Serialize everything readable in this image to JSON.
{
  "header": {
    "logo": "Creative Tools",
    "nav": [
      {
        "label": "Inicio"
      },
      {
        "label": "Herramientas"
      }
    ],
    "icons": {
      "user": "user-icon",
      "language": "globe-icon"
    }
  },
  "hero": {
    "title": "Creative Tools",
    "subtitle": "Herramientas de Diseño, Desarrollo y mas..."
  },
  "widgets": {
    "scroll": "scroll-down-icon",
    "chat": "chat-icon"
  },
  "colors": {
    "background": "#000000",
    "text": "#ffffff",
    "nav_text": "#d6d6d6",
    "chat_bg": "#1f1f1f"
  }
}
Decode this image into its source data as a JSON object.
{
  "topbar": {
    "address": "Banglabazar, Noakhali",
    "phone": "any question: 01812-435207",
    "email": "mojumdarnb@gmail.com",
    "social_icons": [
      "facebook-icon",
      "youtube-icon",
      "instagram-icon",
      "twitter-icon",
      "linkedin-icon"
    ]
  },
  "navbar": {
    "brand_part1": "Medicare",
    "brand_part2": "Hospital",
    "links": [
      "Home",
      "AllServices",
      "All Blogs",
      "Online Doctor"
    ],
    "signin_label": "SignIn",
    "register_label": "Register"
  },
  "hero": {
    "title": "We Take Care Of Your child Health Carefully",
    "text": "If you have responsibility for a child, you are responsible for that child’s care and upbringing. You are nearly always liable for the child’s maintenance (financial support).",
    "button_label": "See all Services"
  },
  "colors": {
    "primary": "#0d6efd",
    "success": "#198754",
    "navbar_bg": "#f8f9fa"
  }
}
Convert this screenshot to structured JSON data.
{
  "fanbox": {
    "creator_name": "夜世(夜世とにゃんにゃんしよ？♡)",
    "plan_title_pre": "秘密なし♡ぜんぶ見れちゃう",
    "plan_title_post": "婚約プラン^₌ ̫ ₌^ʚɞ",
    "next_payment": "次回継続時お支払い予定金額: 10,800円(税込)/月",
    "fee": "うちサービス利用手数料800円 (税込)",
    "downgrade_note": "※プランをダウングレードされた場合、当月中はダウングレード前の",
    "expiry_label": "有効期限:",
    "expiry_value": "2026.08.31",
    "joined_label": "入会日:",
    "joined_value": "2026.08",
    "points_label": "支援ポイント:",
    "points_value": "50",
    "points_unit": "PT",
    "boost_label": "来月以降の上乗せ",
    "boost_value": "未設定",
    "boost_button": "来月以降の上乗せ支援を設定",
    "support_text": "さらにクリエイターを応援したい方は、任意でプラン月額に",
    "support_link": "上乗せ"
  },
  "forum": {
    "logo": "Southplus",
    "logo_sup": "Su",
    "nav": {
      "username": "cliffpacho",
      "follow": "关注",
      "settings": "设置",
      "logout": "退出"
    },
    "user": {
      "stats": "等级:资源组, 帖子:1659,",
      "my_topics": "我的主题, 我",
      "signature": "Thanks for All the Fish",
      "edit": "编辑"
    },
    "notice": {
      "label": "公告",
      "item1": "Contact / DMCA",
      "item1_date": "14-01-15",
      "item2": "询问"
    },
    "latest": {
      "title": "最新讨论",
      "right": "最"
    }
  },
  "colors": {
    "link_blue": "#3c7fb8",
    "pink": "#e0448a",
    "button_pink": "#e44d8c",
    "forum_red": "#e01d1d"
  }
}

_WHAT YOU NEED TO DO_
Quote the data in full, keeping each word unchanged.

_TASK RESULT_
Serialize everything readable in this image to JSON.
{
  "header": {
    "logo": "Creative Tools",
    "nav": [
      {
        "label": "Inicio"
      },
      {
        "label": "Herramientas"
      }
    ],
    "icons": {
      "user": "user-icon",
      "language": "globe-icon"
    }
  },
  "hero": {
    "title": "Creative Tools",
    "subtitle": "Herramientas de Diseño, Desarrollo y mas..."
  },
  "widgets": {
    "scroll": "scroll-down-icon",
    "chat": "chat-icon"
  },
  "colors": {
    "background": "#000000",
    "text": "#ffffff",
    "nav_text": "#d6d6d6",
    "chat_bg": "#1f1f1f"
  }
}
Decode this image into its source data as a JSON object.
{
  "topbar": {
    "address": "Banglabazar, Noakhali",
    "phone": "any question: 01812-435207",
    "email": "mojumdarnb@gmail.com",
    "social_icons": [
      "facebook-icon",
      "youtube-icon",
      "instagram-icon",
      "twitter-icon",
      "linkedin-icon"
    ]
  },
  "navbar": {
    "brand_part1": "Medicare",
    "brand_part2": "Hospital",
    "links": [
      "Home",
      "AllServices",
      "All Blogs",
      "Online Doctor"
    ],
    "signin_label": "SignIn",
    "register_label": "Register"
  },
  "hero": {
    "title": "We Take Care Of Your child Health Carefully",
    "text": "If you have responsibility for a child, you are responsible for that child’s care and upbringing. You are nearly always liable for the child’s maintenance (financial support).",
    "button_label": "See all Services"
  },
  "colors": {
    "primary": "#0d6efd",
    "success": "#198754",
    "navbar_bg": "#f8f9fa"
  }
}
Convert this screenshot to structured JSON data.
{
  "fanbox": {
    "creator_name": "夜世(夜世とにゃんにゃんしよ？♡)",
    "plan_title_pre": "秘密なし♡ぜんぶ見れちゃう",
    "plan_title_post": "婚約プラン^₌ ̫ ₌^ʚɞ",
    "next_payment": "次回継続時お支払い予定金額: 10,800円(税込)/月",
    "fee": "うちサービス利用手数料800円 (税込)",
    "downgrade_note": "※プランをダウングレードされた場合、当月中はダウングレード前の",
    "expiry_label": "有効期限:",
    "expiry_value": "2026.08.31",
    "joined_label": "入会日:",
    "joined_value": "2026.08",
    "points_label": "支援ポイント:",
    "points_value": "50",
    "points_unit": "PT",
    "boost_label": "来月以降の上乗せ",
    "boost_value": "未設定",
    "boost_button": "来月以降の上乗せ支援を設定",
    "support_text": "さらにクリエイターを応援したい方は、任意でプラン月額に",
    "support_link": "上乗せ"
  },
  "forum": {
    "logo": "Southplus",
    "logo_sup": "Su",
    "nav": {
      "username": "cliffpacho",
      "follow": "关注",
      "settings": "设置",
      "logout": "退出"
    },
    "user": {
      "stats": "等级:资源组, 帖子:1659,",
      "my_topics": "我的主题, 我",
      "signature": "Thanks for All the Fish",
      "edit": "编辑"
    },
    "notice": {
      "label": "公告",
      "item1": "Contact / DMCA",
      "item1_date": "14-01-15",
      "item2": "询问"
    },
    "latest": {
      "title": "最新讨论",
      "right": "最"
    }
  },
  "colors": {
    "link_blue": "#3c7fb8",
    "pink": "#e0448a",
    "button_pink": "#e44d8c",
    "forum_red": "#e01d1d"
  }
}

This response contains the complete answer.